Supplied text:
Fabio Manganiello on Nostr: An interesting analysis of the #LinkTax. To be fair, for as much as I like to lash ...

An interesting analysis of the #LinkTax.

To be fair, for as much as I like to lash against #BigTech, I've always criticized the link tax in the format it's often implemented.

Taxing another website, no matter how big, for sharing a link to yours (or for letting theirs users share a link to yours) is a violation of everything that the Web is supposed to be.

It's a desperate attempt from news outlets to get money out of tech giants that focused on the wrong problem and proposed the wrong solution.

Their argument was flawed from the very beginning: it assumes that readers that see the title of a page on Facebook or Google won't click on the link to read more because they've already read the title on Facebook or Google. And they ignore that, even if they click on the link, users will be welcome by a paywall that hides the content anyway.

And such laws completely miss the point too. Big Tech doesn't cannibalize media outlets because it allows its users to share links to NYT or The Guardian on their platforms, while rendering the titles of the Web pages on user timelines. Big Tech cannibalizes media outlets because it caches and scrapes their content and uses it to feed AI models that compete with them. While media outlets were complaining for Facebook users sharing links on their timelines without Facebook paying them any dividends, Microsoft and Google have trained models exposed through chat bots on years of those outlets' content, and they can reproduce it in hundreds of ways - and none of them requires the user to ever click on the link to the source.

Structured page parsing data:
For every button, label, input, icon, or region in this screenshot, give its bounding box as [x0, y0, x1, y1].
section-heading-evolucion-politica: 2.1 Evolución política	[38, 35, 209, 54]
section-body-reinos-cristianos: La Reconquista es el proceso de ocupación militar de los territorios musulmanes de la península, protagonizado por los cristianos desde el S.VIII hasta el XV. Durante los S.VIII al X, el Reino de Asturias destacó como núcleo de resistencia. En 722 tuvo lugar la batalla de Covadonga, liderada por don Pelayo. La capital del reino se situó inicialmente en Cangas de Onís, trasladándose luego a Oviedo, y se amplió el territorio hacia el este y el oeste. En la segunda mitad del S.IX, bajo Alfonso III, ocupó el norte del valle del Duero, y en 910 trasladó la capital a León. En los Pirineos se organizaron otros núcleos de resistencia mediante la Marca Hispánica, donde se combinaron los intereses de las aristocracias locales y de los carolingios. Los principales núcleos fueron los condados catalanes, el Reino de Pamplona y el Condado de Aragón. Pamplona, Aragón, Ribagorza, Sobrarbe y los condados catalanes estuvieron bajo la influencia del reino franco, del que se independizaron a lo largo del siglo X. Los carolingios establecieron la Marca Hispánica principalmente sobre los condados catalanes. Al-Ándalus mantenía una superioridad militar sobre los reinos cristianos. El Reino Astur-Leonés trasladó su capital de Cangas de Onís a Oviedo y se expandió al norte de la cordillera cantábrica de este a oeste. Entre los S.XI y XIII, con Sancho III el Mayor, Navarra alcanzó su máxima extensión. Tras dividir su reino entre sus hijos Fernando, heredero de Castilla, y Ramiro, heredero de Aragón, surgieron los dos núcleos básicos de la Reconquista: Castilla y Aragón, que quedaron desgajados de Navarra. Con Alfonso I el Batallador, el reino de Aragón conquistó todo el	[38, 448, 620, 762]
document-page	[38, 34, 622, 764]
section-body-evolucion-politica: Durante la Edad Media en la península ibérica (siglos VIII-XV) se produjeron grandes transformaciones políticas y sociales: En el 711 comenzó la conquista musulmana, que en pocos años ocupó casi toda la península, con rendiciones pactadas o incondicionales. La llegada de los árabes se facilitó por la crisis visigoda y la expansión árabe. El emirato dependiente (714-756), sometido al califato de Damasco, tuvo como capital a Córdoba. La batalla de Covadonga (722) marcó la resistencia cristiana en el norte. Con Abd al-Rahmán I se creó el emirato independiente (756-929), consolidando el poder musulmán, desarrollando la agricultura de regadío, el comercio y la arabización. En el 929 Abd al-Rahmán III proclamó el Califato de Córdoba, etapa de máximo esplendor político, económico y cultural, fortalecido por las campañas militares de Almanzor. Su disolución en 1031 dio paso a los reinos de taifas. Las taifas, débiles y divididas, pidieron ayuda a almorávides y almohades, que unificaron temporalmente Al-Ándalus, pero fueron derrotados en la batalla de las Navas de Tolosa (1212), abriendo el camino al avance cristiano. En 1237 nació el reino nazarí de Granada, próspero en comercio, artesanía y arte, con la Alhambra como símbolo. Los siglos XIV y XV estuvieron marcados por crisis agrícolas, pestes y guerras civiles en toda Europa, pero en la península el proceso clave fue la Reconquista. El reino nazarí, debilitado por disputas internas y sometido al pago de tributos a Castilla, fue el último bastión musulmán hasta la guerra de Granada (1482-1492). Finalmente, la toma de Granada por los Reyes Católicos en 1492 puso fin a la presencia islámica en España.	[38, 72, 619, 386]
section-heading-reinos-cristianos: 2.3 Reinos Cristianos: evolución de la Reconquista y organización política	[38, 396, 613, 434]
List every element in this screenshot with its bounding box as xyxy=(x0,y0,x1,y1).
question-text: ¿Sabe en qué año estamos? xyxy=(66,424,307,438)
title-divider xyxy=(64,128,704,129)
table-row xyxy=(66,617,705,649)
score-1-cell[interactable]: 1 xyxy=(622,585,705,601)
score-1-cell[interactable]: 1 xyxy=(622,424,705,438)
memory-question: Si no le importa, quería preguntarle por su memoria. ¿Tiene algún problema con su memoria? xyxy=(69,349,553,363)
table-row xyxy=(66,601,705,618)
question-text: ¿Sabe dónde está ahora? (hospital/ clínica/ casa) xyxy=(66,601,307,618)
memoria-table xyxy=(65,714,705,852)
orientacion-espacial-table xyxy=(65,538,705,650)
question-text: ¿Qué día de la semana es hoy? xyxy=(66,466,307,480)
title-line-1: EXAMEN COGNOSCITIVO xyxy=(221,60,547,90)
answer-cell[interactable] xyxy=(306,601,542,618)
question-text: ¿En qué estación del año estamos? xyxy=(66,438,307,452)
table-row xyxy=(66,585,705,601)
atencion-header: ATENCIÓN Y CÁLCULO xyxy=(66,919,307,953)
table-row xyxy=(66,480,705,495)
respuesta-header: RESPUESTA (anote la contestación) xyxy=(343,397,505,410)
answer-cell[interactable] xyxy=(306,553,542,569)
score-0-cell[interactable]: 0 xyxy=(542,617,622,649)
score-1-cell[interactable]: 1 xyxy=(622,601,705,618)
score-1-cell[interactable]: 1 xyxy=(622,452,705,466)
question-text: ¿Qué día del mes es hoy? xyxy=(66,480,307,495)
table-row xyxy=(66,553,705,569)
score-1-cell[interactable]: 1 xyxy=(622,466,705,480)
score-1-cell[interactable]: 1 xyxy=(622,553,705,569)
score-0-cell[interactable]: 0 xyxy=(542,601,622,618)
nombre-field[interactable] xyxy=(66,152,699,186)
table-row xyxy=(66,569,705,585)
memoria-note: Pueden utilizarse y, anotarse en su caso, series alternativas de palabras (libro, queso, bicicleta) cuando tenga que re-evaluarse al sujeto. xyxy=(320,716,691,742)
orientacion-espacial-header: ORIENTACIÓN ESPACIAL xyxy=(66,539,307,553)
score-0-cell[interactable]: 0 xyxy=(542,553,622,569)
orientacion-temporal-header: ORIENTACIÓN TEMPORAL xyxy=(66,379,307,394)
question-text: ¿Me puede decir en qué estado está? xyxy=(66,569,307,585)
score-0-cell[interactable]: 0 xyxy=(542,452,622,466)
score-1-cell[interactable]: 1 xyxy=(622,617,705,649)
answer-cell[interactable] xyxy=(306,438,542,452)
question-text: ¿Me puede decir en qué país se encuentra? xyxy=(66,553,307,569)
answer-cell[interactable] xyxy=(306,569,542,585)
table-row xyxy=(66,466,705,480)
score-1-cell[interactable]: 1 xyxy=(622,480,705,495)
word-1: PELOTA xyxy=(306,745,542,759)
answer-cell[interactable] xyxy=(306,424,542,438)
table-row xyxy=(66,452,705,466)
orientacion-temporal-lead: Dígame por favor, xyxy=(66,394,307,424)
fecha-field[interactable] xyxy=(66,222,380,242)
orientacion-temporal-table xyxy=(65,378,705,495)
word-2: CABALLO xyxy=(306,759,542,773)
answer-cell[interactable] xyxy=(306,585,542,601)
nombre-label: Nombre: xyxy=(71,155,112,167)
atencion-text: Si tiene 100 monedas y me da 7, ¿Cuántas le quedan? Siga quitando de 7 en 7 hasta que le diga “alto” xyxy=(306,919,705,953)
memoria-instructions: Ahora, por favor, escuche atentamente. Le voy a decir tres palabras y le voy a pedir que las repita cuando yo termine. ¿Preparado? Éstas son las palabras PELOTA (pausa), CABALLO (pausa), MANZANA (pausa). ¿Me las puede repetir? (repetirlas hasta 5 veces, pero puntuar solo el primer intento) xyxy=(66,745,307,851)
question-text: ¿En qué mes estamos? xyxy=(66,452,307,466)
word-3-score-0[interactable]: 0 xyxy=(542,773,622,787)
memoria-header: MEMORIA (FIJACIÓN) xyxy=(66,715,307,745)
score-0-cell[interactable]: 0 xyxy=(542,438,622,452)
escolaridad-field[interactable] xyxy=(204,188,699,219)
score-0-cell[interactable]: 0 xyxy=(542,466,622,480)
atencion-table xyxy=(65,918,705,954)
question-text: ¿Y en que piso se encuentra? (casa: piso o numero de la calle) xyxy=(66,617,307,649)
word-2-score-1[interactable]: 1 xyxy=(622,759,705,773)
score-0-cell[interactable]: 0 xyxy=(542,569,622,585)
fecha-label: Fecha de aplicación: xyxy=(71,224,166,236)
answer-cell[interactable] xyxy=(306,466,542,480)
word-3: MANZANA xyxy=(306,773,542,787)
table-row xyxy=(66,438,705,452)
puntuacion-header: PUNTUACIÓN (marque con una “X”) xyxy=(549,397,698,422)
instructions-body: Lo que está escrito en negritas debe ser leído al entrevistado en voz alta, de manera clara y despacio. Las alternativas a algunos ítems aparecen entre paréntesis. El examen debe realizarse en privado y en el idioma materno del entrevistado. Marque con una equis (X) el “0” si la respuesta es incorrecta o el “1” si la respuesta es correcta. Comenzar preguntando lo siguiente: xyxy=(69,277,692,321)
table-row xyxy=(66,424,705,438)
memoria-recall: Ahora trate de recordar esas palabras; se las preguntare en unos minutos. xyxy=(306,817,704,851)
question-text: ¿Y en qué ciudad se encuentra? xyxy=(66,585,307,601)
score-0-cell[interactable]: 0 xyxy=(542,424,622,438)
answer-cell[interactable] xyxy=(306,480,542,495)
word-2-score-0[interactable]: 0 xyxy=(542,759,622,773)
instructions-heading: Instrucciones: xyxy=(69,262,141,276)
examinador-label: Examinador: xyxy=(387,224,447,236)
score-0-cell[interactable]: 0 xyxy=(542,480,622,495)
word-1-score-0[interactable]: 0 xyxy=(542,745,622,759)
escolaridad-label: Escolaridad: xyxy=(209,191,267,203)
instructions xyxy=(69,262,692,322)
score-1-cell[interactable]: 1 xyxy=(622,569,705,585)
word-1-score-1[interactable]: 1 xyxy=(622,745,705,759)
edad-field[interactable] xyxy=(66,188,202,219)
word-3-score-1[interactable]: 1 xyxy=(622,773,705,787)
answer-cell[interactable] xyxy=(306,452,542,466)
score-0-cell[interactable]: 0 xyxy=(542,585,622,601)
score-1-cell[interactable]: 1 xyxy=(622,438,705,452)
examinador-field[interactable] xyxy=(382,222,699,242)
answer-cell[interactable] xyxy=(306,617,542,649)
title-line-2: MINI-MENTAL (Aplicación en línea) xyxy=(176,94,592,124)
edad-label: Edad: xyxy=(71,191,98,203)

Action item: Carry the post about the link tax forward from the point where it stops. The data has no connection to the post about the link tax.

Output of the exercise:
It's also interesting to see how such laws have backfired on the long run.

As a response to Canada's link tax, Facebook has decided that it'll simply prevent links from major Canadian news outlets from being shared on the platform.

The result? People have got very creative on how to share news (including screenshots and links to cached/reproduced articles), the void left by professional news outlets on the platform has been filled by disinformation/misinformation, many outlets have seen their traffic drop by a third or more, while Facebook hasn't been affected at all.

Of course we need to have a serious discussion on how sustainable it is for people to consume news articles from 2-3 private platforms with algorithms designed to enforce their biases. But that's unfortunately the reality we're in now. Slamming a tax on the links and hoping that it would fix things by redistributing revenue (only to those outlets large enough to get a deal with Big Tech btw) was a solution doomed to fail from its very inception anyway.